## Instruction
Locate each line containing the string "screenshot" and copy it out.

— Start Extracted entries —

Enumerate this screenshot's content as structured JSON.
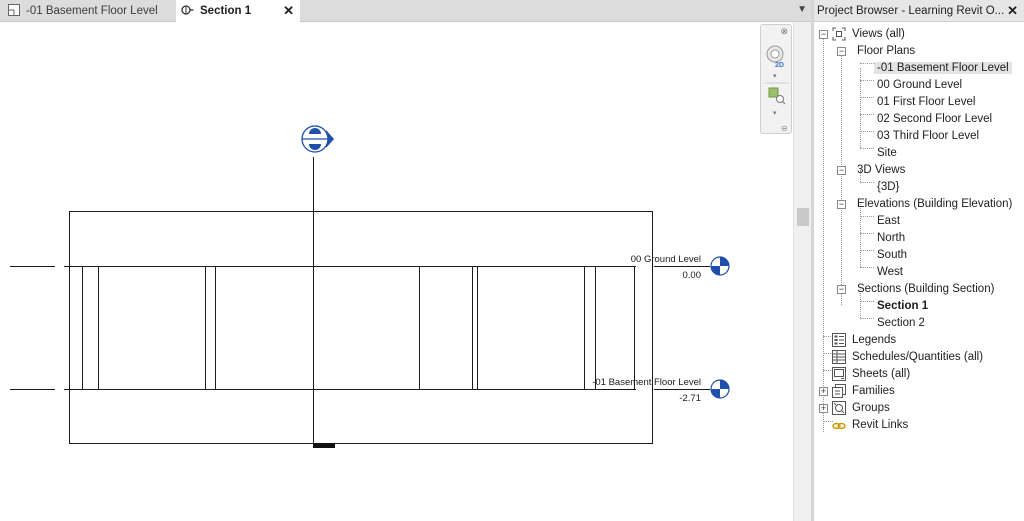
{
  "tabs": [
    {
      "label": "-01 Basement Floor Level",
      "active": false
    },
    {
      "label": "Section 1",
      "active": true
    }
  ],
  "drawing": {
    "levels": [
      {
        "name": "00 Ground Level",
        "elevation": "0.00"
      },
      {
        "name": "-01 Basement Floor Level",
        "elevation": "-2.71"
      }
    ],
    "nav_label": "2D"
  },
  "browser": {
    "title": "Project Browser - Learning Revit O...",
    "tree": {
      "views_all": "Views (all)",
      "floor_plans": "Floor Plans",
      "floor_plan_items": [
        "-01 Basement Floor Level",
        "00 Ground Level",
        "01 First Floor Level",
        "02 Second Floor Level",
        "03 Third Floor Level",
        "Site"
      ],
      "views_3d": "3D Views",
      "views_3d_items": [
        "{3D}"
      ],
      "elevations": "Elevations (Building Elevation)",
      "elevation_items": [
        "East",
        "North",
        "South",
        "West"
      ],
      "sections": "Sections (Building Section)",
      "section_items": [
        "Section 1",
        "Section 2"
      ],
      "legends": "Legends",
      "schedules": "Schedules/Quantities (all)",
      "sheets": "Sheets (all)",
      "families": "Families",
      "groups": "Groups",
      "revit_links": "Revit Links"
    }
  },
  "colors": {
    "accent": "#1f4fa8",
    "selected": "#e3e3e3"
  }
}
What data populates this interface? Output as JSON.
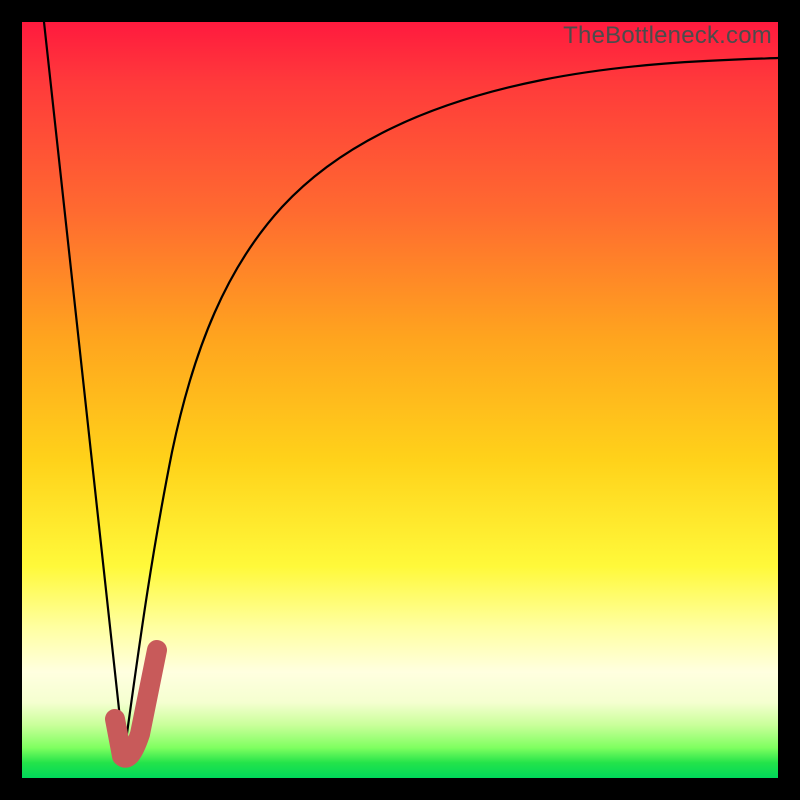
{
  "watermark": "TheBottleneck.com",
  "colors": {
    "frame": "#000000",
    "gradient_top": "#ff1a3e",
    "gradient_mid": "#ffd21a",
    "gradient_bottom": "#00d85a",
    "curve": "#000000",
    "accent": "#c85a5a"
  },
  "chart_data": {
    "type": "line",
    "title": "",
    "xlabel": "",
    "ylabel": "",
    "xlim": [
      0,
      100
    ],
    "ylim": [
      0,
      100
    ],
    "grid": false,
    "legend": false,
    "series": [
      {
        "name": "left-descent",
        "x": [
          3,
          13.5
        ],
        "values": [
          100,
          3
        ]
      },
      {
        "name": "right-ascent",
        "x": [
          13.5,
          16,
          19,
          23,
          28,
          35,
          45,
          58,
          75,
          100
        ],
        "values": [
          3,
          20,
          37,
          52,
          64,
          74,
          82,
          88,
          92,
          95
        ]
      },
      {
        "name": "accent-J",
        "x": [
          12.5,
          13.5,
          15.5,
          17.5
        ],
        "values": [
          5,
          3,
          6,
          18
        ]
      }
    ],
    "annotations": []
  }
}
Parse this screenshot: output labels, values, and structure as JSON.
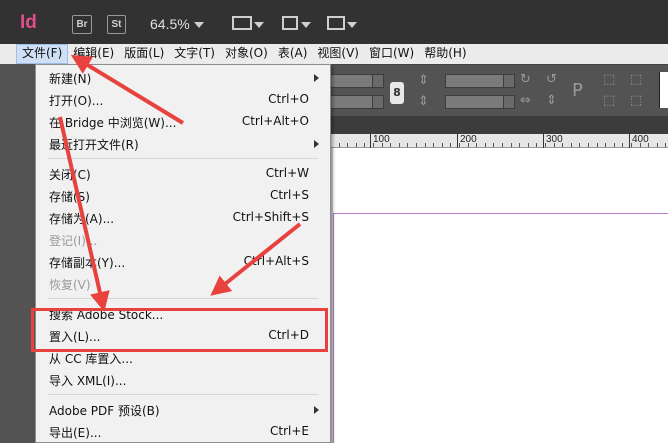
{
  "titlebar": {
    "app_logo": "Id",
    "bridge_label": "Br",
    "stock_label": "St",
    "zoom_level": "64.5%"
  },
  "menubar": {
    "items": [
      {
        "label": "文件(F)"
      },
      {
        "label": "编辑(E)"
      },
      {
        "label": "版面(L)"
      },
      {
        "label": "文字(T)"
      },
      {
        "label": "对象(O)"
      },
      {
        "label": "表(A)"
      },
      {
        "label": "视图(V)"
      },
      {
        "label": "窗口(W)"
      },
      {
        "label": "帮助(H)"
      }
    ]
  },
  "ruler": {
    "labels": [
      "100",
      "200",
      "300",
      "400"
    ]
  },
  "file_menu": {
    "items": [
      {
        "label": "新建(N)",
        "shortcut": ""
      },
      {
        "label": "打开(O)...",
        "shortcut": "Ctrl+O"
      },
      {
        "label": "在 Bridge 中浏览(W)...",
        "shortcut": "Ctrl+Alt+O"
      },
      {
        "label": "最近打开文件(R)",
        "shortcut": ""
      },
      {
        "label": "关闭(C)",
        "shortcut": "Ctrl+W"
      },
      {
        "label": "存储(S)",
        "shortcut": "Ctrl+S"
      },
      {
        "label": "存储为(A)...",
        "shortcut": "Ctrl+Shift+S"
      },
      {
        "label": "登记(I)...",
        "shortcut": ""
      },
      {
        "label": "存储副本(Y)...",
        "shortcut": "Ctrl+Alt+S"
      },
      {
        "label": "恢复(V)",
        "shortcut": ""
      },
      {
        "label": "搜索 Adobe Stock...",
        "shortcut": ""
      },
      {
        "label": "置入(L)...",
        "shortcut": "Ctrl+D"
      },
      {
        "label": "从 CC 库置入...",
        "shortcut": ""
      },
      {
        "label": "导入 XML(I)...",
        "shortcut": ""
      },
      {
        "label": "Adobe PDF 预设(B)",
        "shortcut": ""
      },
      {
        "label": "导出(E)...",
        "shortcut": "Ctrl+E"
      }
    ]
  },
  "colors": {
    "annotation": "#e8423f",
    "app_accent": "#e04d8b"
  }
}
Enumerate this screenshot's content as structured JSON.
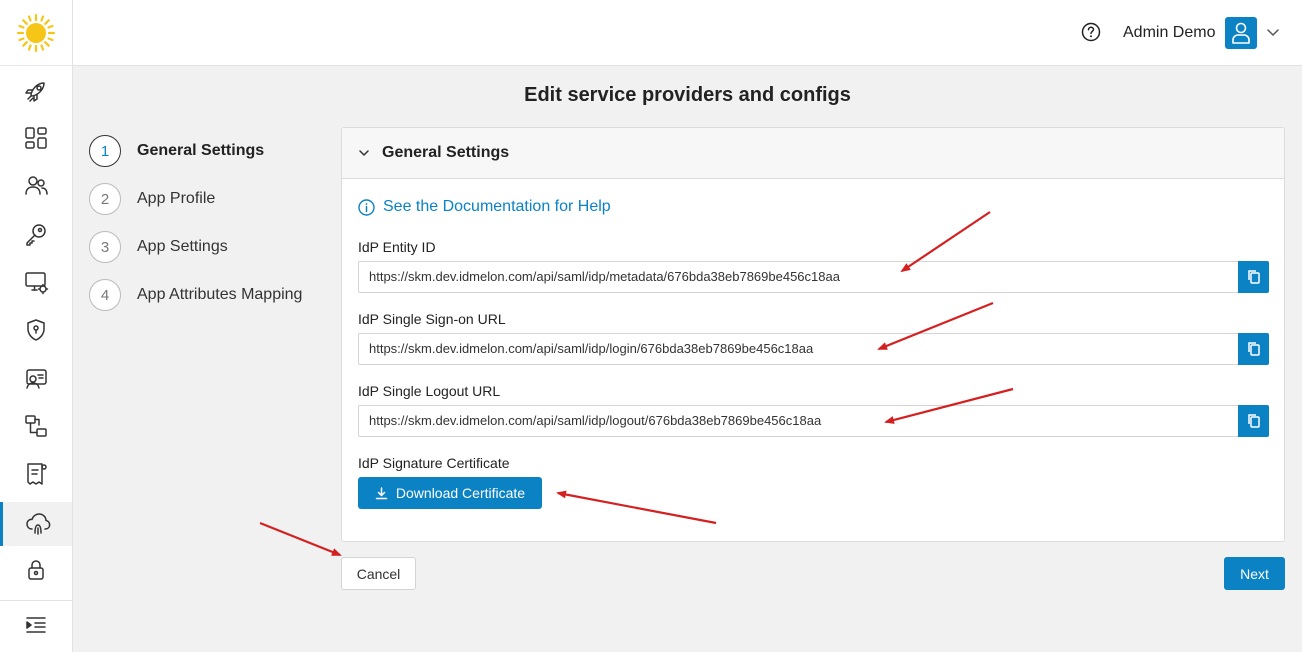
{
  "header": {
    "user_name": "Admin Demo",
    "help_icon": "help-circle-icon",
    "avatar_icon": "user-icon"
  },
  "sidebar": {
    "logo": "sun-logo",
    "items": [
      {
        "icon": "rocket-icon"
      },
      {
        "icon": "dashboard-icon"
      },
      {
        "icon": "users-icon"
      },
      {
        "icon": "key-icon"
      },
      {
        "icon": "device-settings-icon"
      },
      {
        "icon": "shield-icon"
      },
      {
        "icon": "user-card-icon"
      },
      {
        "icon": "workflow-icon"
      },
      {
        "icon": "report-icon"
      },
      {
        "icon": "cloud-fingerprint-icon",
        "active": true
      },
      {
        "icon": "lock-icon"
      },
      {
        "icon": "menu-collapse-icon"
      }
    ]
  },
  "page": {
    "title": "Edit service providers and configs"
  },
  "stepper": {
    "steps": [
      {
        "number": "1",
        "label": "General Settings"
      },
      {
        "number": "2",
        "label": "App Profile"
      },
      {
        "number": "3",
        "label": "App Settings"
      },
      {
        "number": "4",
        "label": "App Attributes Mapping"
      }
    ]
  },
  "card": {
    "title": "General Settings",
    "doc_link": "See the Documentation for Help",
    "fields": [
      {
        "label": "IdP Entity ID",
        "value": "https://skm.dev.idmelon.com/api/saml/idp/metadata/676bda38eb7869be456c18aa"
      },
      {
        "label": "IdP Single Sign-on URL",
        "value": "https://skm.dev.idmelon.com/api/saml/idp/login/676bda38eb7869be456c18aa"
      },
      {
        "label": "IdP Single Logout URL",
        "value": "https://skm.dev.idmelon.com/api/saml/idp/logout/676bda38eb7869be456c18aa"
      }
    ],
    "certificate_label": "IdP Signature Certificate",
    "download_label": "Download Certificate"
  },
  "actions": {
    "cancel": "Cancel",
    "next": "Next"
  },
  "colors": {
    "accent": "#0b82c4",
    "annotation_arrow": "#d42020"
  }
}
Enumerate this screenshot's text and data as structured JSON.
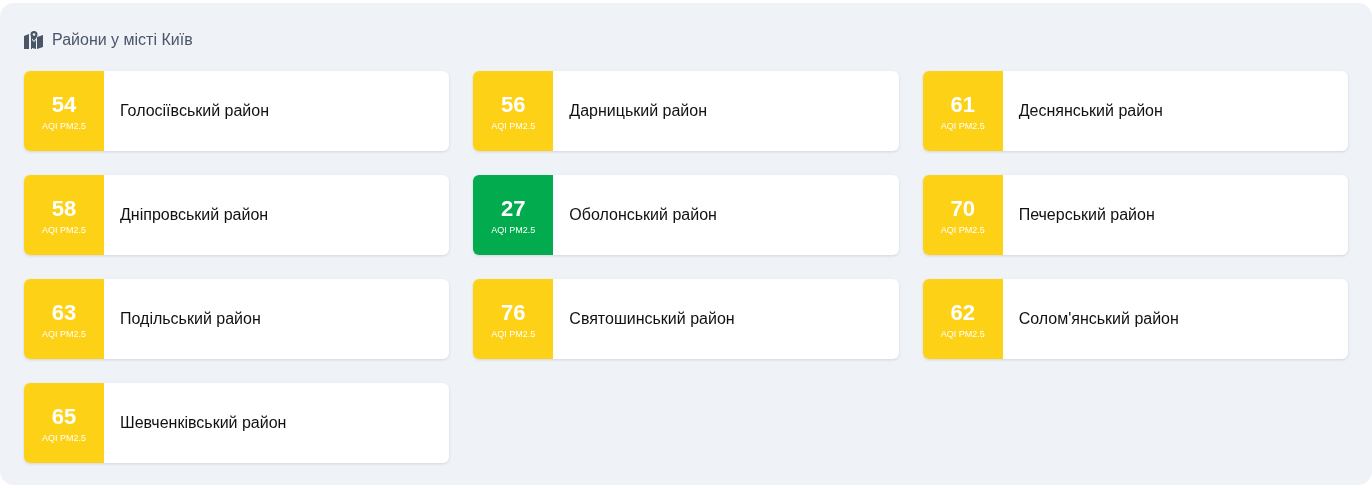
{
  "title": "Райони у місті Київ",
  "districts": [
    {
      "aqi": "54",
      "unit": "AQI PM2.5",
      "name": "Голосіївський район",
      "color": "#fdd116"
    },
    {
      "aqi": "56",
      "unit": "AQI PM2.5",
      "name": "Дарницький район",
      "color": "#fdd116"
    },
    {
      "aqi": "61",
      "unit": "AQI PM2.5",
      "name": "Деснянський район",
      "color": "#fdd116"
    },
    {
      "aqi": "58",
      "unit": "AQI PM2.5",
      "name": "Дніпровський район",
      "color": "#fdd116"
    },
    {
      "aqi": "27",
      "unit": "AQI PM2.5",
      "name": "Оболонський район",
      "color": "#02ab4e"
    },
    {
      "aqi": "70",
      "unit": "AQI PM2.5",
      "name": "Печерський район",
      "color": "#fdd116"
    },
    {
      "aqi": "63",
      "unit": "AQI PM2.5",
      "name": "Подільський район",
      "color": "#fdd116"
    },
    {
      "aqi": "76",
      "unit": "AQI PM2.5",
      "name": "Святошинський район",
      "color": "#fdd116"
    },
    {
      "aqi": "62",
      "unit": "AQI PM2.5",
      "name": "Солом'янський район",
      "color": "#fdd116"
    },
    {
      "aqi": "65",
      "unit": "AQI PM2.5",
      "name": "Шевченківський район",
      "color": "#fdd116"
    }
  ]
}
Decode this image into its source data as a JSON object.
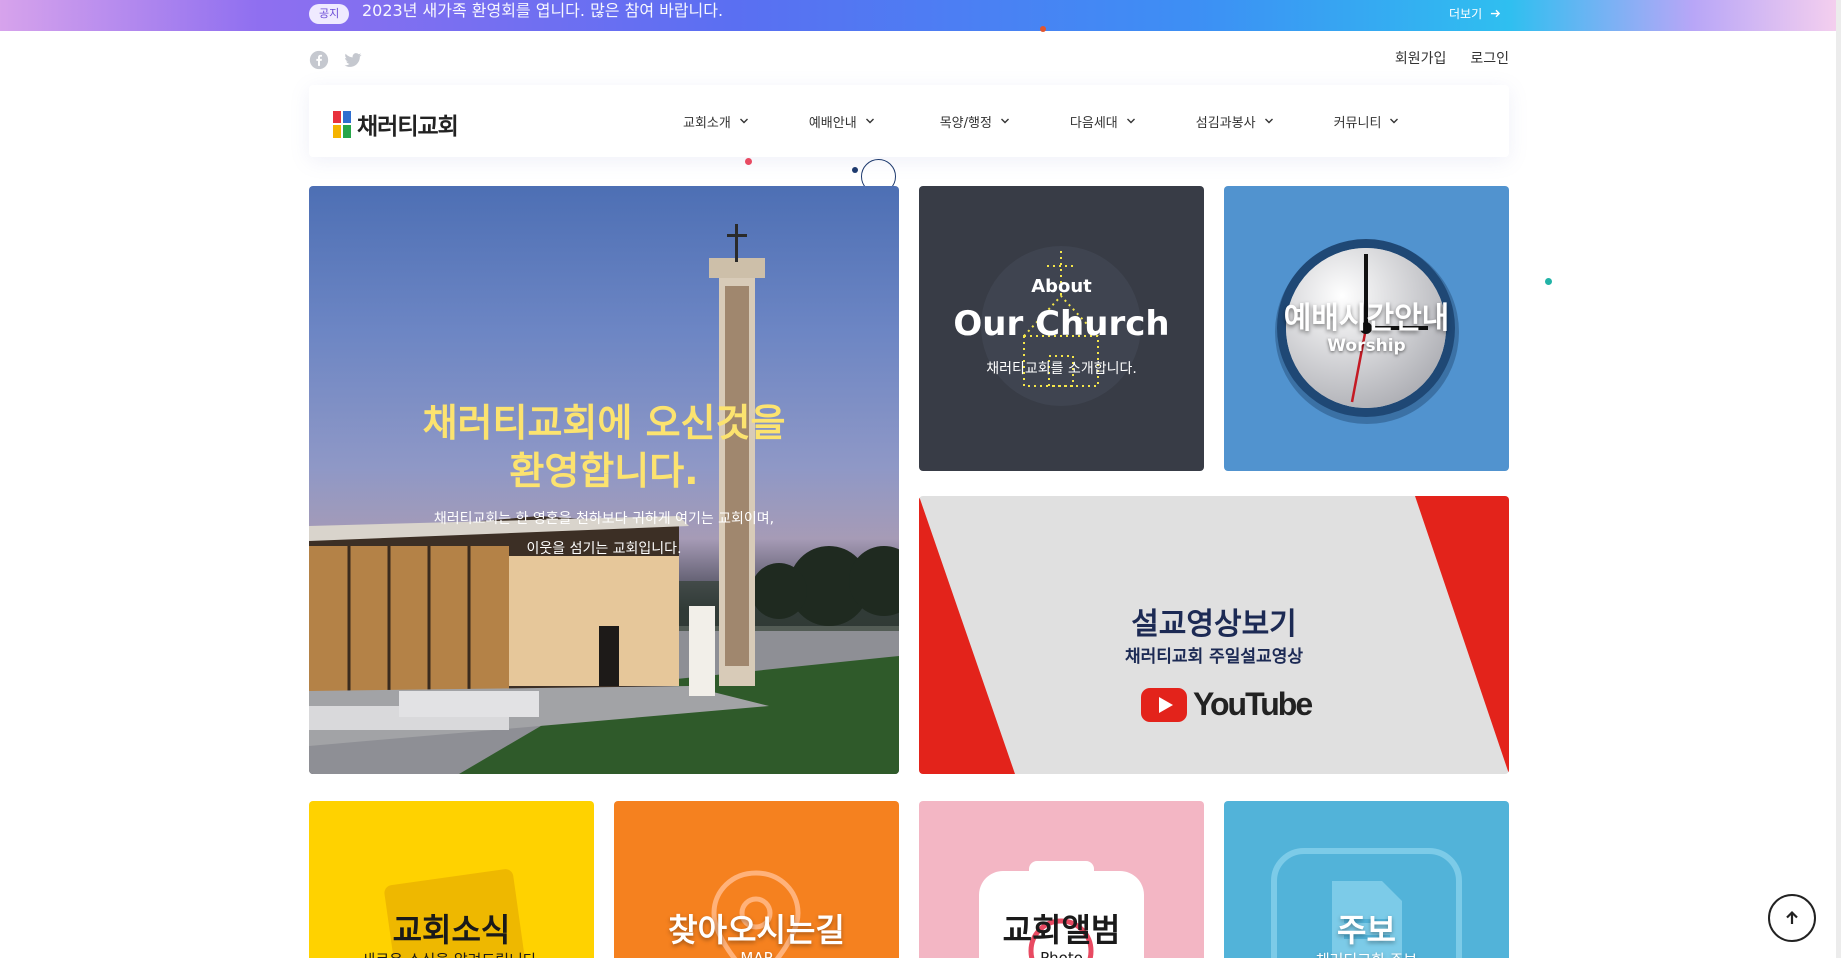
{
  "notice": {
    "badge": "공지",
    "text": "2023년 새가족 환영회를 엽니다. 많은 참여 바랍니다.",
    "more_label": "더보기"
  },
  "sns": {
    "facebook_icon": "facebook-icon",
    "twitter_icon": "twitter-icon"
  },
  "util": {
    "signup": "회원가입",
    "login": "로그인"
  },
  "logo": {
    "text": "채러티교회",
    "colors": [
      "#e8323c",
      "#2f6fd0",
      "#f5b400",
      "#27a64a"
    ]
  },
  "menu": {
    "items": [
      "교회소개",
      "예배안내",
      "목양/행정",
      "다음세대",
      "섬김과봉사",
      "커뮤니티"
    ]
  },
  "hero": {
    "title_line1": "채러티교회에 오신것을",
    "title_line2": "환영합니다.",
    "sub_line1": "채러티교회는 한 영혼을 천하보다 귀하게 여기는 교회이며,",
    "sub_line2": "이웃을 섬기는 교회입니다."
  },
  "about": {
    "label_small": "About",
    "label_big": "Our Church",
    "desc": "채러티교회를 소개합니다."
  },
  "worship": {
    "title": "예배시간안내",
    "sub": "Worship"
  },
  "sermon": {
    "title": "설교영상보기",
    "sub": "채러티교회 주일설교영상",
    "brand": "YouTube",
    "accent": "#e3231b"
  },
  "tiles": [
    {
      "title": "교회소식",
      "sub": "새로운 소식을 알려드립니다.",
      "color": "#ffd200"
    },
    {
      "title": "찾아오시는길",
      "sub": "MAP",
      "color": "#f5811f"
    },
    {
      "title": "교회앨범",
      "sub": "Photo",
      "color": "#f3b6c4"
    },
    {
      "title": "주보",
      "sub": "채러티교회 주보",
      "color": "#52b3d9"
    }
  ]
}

— End Extracted entries —

## Completed task
Enumerate this screenshot's content as structured JSON.
Parse this screenshot: output labels, values, and structure as JSON.
Enumerate this screenshot's content as structured JSON.
Enumerate this screenshot's text and data as structured JSON.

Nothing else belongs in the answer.